> **Task to carry out**:
Can you transcribe the data exactly? Leave the pictures out.

> **Record list**:
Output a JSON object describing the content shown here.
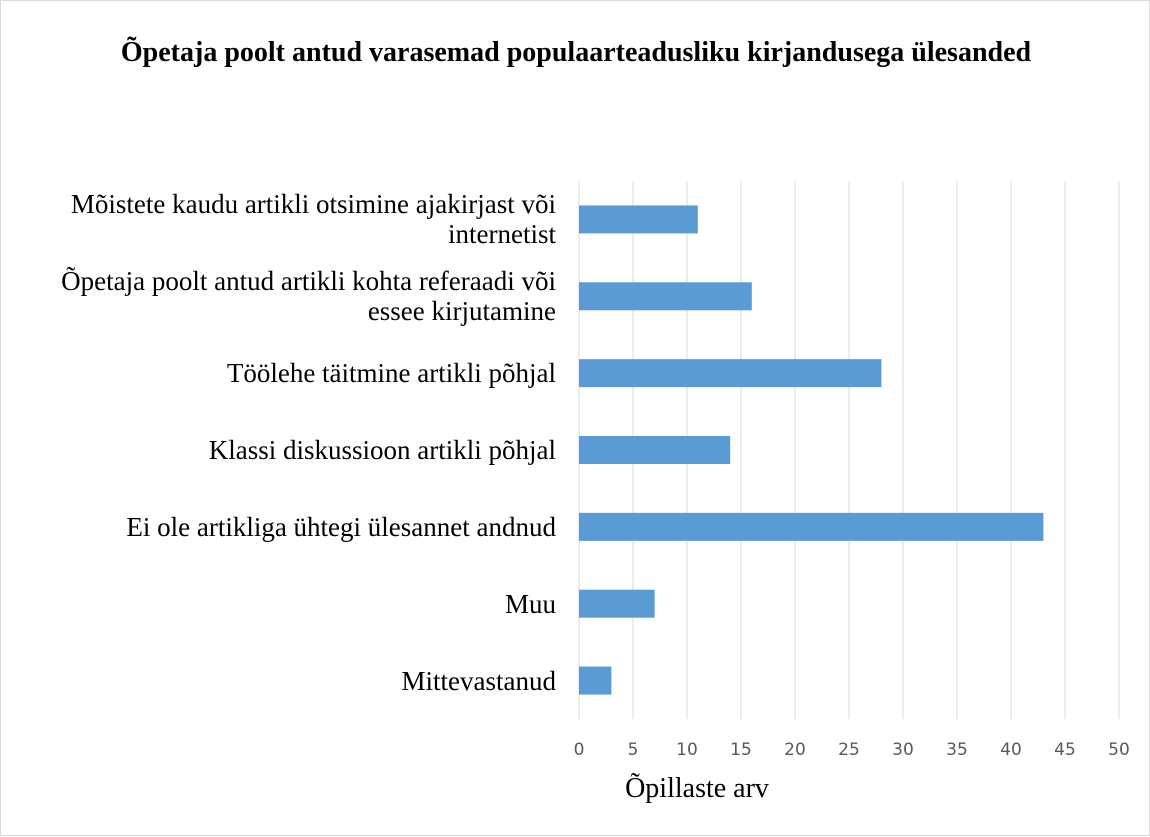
{
  "chart_data": {
    "type": "bar",
    "orientation": "horizontal",
    "title": "Õpetaja poolt antud varasemad populaarteadusliku kirjandusega ülesanded",
    "x_label": "Õpillaste arv",
    "categories": [
      "Mõistete kaudu artikli otsimine ajakirjast või internetist",
      "Õpetaja poolt antud artikli kohta referaadi või essee kirjutamine",
      "Töölehe täitmine artikli põhjal",
      "Klassi diskussioon artikli põhjal",
      "Ei ole artikliga ühtegi ülesannet andnud",
      "Muu",
      "Mittevastanud"
    ],
    "values": [
      11,
      16,
      28,
      14,
      43,
      7,
      3
    ],
    "color": "#5b9bd5",
    "xlim": [
      0,
      50
    ],
    "xticks": [
      0,
      5,
      10,
      15,
      20,
      25,
      30,
      35,
      40,
      45,
      50
    ],
    "grid": true
  }
}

> **Reply to the exercise**:
Output a JSON object describing the content shown here.
{
  "chart_data": {
    "type": "bar",
    "orientation": "horizontal",
    "title": "Õpetaja poolt antud varasemad populaarteadusliku kirjandusega ülesanded",
    "x_label": "Õpillaste arv",
    "categories": [
      "Mõistete kaudu artikli otsimine ajakirjast või internetist",
      "Õpetaja poolt antud artikli kohta referaadi või essee kirjutamine",
      "Töölehe täitmine artikli põhjal",
      "Klassi diskussioon artikli põhjal",
      "Ei ole artikliga ühtegi ülesannet andnud",
      "Muu",
      "Mittevastanud"
    ],
    "values": [
      11,
      16,
      28,
      14,
      43,
      7,
      3
    ],
    "color": "#5b9bd5",
    "xlim": [
      0,
      50
    ],
    "xticks": [
      0,
      5,
      10,
      15,
      20,
      25,
      30,
      35,
      40,
      45,
      50
    ],
    "grid": true
  }
}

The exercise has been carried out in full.